The task: Your task is to find every line of the data that holds the string "subtitle" and copy it.

Exercise materials:
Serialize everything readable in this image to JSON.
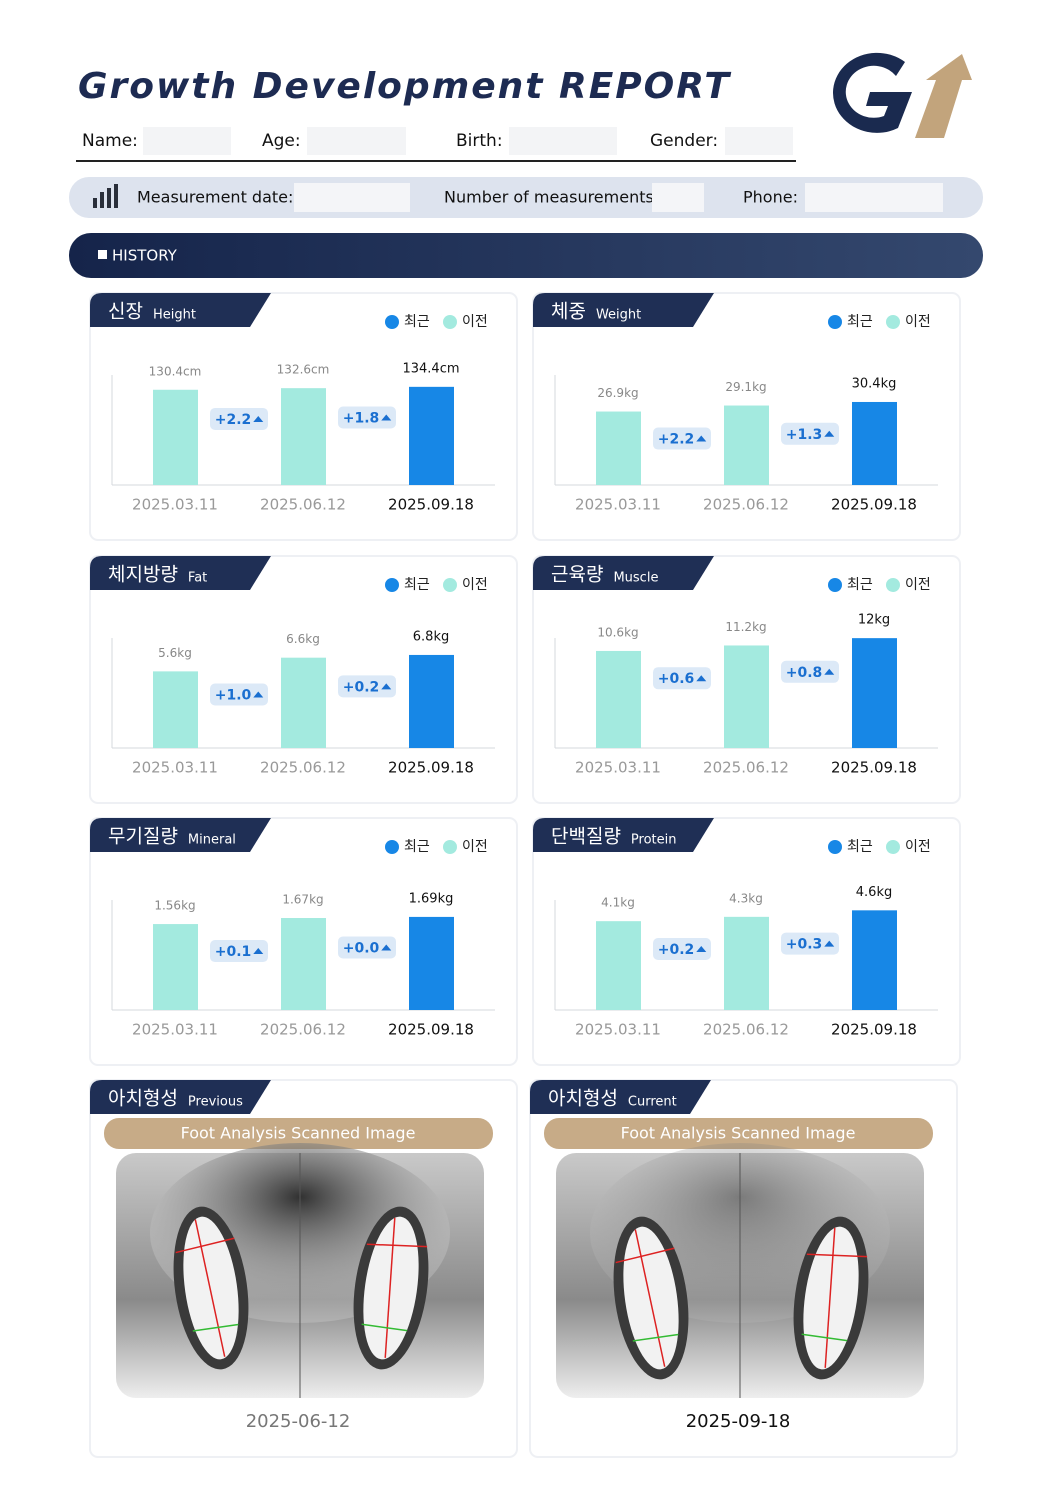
{
  "header": {
    "title": "Growth Development REPORT",
    "fields": [
      "Name:",
      "Age:",
      "Birth:",
      "Gender:"
    ]
  },
  "info_bar": {
    "fields": [
      "Measurement date:",
      "Number of measurements:",
      "Phone:"
    ]
  },
  "section": {
    "title": "HISTORY"
  },
  "chart_data": [
    {
      "type": "bar",
      "title": "신장",
      "subtitle": "Height",
      "categories": [
        "2025.03.11",
        "2025.06.12",
        "2025.09.18"
      ],
      "series": [
        {
          "name": "최근",
          "color": "#1787e6",
          "values": [
            null,
            null,
            134.4
          ],
          "value_labels": [
            null,
            null,
            "134.4cm"
          ]
        },
        {
          "name": "이전",
          "color": "#a3eadf",
          "values": [
            130.4,
            132.6,
            null
          ],
          "value_labels": [
            "130.4cm",
            "132.6cm",
            null
          ]
        }
      ],
      "annotations": [
        "+2.2",
        "+1.8"
      ],
      "ylim": [
        0,
        178
      ]
    },
    {
      "type": "bar",
      "title": "체중",
      "subtitle": "Weight",
      "categories": [
        "2025.03.11",
        "2025.06.12",
        "2025.09.18"
      ],
      "series": [
        {
          "name": "최근",
          "color": "#1787e6",
          "values": [
            null,
            null,
            30.4
          ],
          "value_labels": [
            null,
            null,
            "30.4kg"
          ]
        },
        {
          "name": "이전",
          "color": "#a3eadf",
          "values": [
            26.9,
            29.1,
            null
          ],
          "value_labels": [
            "26.9kg",
            "29.1kg",
            null
          ]
        }
      ],
      "annotations": [
        "+2.2",
        "+1.3"
      ],
      "ylim": [
        0,
        47.6
      ]
    },
    {
      "type": "bar",
      "title": "체지방량",
      "subtitle": "Fat",
      "categories": [
        "2025.03.11",
        "2025.06.12",
        "2025.09.18"
      ],
      "series": [
        {
          "name": "최근",
          "color": "#1787e6",
          "values": [
            null,
            null,
            6.8
          ],
          "value_labels": [
            null,
            null,
            "6.8kg"
          ]
        },
        {
          "name": "이전",
          "color": "#a3eadf",
          "values": [
            5.6,
            6.6,
            null
          ],
          "value_labels": [
            "5.6kg",
            "6.6kg",
            null
          ]
        }
      ],
      "annotations": [
        "+1.0",
        "+0.2"
      ],
      "ylim": [
        0,
        9.5
      ]
    },
    {
      "type": "bar",
      "title": "근육량",
      "subtitle": "Muscle",
      "categories": [
        "2025.03.11",
        "2025.06.12",
        "2025.09.18"
      ],
      "series": [
        {
          "name": "최근",
          "color": "#1787e6",
          "values": [
            null,
            null,
            12
          ],
          "value_labels": [
            null,
            null,
            "12kg"
          ]
        },
        {
          "name": "이전",
          "color": "#a3eadf",
          "values": [
            10.6,
            11.2,
            null
          ],
          "value_labels": [
            "10.6kg",
            "11.2kg",
            null
          ]
        }
      ],
      "annotations": [
        "+0.6",
        "+0.8"
      ],
      "ylim": [
        0,
        14.2
      ]
    },
    {
      "type": "bar",
      "title": "무기질량",
      "subtitle": "Mineral",
      "categories": [
        "2025.03.11",
        "2025.06.12",
        "2025.09.18"
      ],
      "series": [
        {
          "name": "최근",
          "color": "#1787e6",
          "values": [
            null,
            null,
            1.69
          ],
          "value_labels": [
            null,
            null,
            "1.69kg"
          ]
        },
        {
          "name": "이전",
          "color": "#a3eadf",
          "values": [
            1.56,
            1.67,
            null
          ],
          "value_labels": [
            "1.56kg",
            "1.67kg",
            null
          ]
        }
      ],
      "annotations": [
        "+0.1",
        "+0.0"
      ],
      "ylim": [
        0,
        2.36
      ]
    },
    {
      "type": "bar",
      "title": "단백질량",
      "subtitle": "Protein",
      "categories": [
        "2025.03.11",
        "2025.06.12",
        "2025.09.18"
      ],
      "series": [
        {
          "name": "최근",
          "color": "#1787e6",
          "values": [
            null,
            null,
            4.6
          ],
          "value_labels": [
            null,
            null,
            "4.6kg"
          ]
        },
        {
          "name": "이전",
          "color": "#a3eadf",
          "values": [
            4.1,
            4.3,
            null
          ],
          "value_labels": [
            "4.1kg",
            "4.3kg",
            null
          ]
        }
      ],
      "annotations": [
        "+0.2",
        "+0.3"
      ],
      "ylim": [
        0,
        6.0
      ]
    }
  ],
  "foot_panels": [
    {
      "title": "아치형성",
      "subtitle": "Previous",
      "caption": "Foot Analysis Scanned Image",
      "date": "2025-06-12"
    },
    {
      "title": "아치형성",
      "subtitle": "Current",
      "caption": "Foot Analysis Scanned Image",
      "date": "2025-09-18"
    }
  ]
}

Exercise solution:
      "subtitle": "Height",
      "subtitle": "Weight",
      "subtitle": "Fat",
      "subtitle": "Muscle",
      "subtitle": "Mineral",
      "subtitle": "Protein",
      "subtitle": "Previous",
      "subtitle": "Current",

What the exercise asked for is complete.